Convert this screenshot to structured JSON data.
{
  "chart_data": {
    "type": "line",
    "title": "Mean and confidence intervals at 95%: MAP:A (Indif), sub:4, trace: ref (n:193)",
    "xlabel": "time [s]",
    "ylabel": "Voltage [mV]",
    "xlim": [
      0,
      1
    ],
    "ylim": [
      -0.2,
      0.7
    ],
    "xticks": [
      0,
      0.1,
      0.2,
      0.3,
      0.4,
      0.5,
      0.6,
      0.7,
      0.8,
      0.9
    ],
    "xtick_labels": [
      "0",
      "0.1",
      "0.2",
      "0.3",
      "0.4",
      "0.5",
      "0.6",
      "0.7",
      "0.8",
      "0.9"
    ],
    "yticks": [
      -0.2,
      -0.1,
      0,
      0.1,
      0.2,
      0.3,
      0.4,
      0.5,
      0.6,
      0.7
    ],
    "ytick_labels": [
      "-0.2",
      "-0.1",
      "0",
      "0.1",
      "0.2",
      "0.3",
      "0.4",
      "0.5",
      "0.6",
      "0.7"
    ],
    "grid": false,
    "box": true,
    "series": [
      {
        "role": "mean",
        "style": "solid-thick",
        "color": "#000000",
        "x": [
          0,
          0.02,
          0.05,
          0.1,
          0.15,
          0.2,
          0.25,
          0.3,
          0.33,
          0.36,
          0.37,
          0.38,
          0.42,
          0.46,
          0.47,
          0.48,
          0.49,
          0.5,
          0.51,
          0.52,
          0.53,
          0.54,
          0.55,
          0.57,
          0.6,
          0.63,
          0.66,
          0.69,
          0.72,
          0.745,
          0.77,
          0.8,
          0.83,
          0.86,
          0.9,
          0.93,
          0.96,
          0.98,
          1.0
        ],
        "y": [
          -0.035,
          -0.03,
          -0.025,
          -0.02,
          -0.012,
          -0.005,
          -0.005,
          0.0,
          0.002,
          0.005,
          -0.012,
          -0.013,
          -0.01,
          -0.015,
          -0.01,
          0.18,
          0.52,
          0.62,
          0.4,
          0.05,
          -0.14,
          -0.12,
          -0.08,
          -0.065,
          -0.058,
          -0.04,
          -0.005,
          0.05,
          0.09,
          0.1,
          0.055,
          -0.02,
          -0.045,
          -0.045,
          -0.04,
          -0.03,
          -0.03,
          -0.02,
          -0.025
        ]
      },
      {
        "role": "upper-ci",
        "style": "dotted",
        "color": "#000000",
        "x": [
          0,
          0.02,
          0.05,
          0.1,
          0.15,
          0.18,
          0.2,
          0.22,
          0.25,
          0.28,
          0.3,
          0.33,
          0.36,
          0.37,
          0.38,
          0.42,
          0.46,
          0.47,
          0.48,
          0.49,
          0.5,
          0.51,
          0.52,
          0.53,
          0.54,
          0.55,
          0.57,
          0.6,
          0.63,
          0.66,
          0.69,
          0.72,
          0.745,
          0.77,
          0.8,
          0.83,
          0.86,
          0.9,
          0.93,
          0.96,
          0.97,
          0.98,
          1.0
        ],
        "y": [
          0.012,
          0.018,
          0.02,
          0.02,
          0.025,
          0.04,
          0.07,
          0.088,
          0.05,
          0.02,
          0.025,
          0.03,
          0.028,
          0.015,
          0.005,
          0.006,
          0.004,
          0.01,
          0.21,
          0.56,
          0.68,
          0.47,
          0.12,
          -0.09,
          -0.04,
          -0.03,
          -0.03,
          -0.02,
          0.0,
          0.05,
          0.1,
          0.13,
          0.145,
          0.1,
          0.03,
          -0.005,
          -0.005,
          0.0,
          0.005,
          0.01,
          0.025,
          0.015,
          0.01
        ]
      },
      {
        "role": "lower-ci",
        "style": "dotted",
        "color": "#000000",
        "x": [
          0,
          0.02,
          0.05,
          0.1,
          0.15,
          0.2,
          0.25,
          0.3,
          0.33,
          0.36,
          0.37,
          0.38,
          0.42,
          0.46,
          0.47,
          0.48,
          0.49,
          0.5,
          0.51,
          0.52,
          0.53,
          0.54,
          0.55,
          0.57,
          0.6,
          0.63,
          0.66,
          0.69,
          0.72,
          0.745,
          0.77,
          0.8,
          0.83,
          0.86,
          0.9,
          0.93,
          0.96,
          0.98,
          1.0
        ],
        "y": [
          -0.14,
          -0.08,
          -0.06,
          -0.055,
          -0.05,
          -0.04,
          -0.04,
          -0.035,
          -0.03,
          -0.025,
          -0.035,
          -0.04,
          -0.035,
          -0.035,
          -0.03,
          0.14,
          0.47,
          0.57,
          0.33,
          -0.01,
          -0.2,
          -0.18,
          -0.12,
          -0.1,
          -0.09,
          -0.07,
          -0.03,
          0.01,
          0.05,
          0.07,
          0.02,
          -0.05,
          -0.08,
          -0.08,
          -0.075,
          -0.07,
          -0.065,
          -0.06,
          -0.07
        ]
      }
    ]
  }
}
______________________________
WRITTEN TASK:
Quote all of the entries exactly as they appear.

TASK OUTPUT:
Convert this screenshot to structured JSON data.
{
  "chart_data": {
    "type": "line",
    "title": "Mean and confidence intervals at 95%: MAP:A (Indif), sub:4, trace: ref (n:193)",
    "xlabel": "time [s]",
    "ylabel": "Voltage [mV]",
    "xlim": [
      0,
      1
    ],
    "ylim": [
      -0.2,
      0.7
    ],
    "xticks": [
      0,
      0.1,
      0.2,
      0.3,
      0.4,
      0.5,
      0.6,
      0.7,
      0.8,
      0.9
    ],
    "xtick_labels": [
      "0",
      "0.1",
      "0.2",
      "0.3",
      "0.4",
      "0.5",
      "0.6",
      "0.7",
      "0.8",
      "0.9"
    ],
    "yticks": [
      -0.2,
      -0.1,
      0,
      0.1,
      0.2,
      0.3,
      0.4,
      0.5,
      0.6,
      0.7
    ],
    "ytick_labels": [
      "-0.2",
      "-0.1",
      "0",
      "0.1",
      "0.2",
      "0.3",
      "0.4",
      "0.5",
      "0.6",
      "0.7"
    ],
    "grid": false,
    "box": true,
    "series": [
      {
        "role": "mean",
        "style": "solid-thick",
        "color": "#000000",
        "x": [
          0,
          0.02,
          0.05,
          0.1,
          0.15,
          0.2,
          0.25,
          0.3,
          0.33,
          0.36,
          0.37,
          0.38,
          0.42,
          0.46,
          0.47,
          0.48,
          0.49,
          0.5,
          0.51,
          0.52,
          0.53,
          0.54,
          0.55,
          0.57,
          0.6,
          0.63,
          0.66,
          0.69,
          0.72,
          0.745,
          0.77,
          0.8,
          0.83,
          0.86,
          0.9,
          0.93,
          0.96,
          0.98,
          1.0
        ],
        "y": [
          -0.035,
          -0.03,
          -0.025,
          -0.02,
          -0.012,
          -0.005,
          -0.005,
          0.0,
          0.002,
          0.005,
          -0.012,
          -0.013,
          -0.01,
          -0.015,
          -0.01,
          0.18,
          0.52,
          0.62,
          0.4,
          0.05,
          -0.14,
          -0.12,
          -0.08,
          -0.065,
          -0.058,
          -0.04,
          -0.005,
          0.05,
          0.09,
          0.1,
          0.055,
          -0.02,
          -0.045,
          -0.045,
          -0.04,
          -0.03,
          -0.03,
          -0.02,
          -0.025
        ]
      },
      {
        "role": "upper-ci",
        "style": "dotted",
        "color": "#000000",
        "x": [
          0,
          0.02,
          0.05,
          0.1,
          0.15,
          0.18,
          0.2,
          0.22,
          0.25,
          0.28,
          0.3,
          0.33,
          0.36,
          0.37,
          0.38,
          0.42,
          0.46,
          0.47,
          0.48,
          0.49,
          0.5,
          0.51,
          0.52,
          0.53,
          0.54,
          0.55,
          0.57,
          0.6,
          0.63,
          0.66,
          0.69,
          0.72,
          0.745,
          0.77,
          0.8,
          0.83,
          0.86,
          0.9,
          0.93,
          0.96,
          0.97,
          0.98,
          1.0
        ],
        "y": [
          0.012,
          0.018,
          0.02,
          0.02,
          0.025,
          0.04,
          0.07,
          0.088,
          0.05,
          0.02,
          0.025,
          0.03,
          0.028,
          0.015,
          0.005,
          0.006,
          0.004,
          0.01,
          0.21,
          0.56,
          0.68,
          0.47,
          0.12,
          -0.09,
          -0.04,
          -0.03,
          -0.03,
          -0.02,
          0.0,
          0.05,
          0.1,
          0.13,
          0.145,
          0.1,
          0.03,
          -0.005,
          -0.005,
          0.0,
          0.005,
          0.01,
          0.025,
          0.015,
          0.01
        ]
      },
      {
        "role": "lower-ci",
        "style": "dotted",
        "color": "#000000",
        "x": [
          0,
          0.02,
          0.05,
          0.1,
          0.15,
          0.2,
          0.25,
          0.3,
          0.33,
          0.36,
          0.37,
          0.38,
          0.42,
          0.46,
          0.47,
          0.48,
          0.49,
          0.5,
          0.51,
          0.52,
          0.53,
          0.54,
          0.55,
          0.57,
          0.6,
          0.63,
          0.66,
          0.69,
          0.72,
          0.745,
          0.77,
          0.8,
          0.83,
          0.86,
          0.9,
          0.93,
          0.96,
          0.98,
          1.0
        ],
        "y": [
          -0.14,
          -0.08,
          -0.06,
          -0.055,
          -0.05,
          -0.04,
          -0.04,
          -0.035,
          -0.03,
          -0.025,
          -0.035,
          -0.04,
          -0.035,
          -0.035,
          -0.03,
          0.14,
          0.47,
          0.57,
          0.33,
          -0.01,
          -0.2,
          -0.18,
          -0.12,
          -0.1,
          -0.09,
          -0.07,
          -0.03,
          0.01,
          0.05,
          0.07,
          0.02,
          -0.05,
          -0.08,
          -0.08,
          -0.075,
          -0.07,
          -0.065,
          -0.06,
          -0.07
        ]
      }
    ]
  }
}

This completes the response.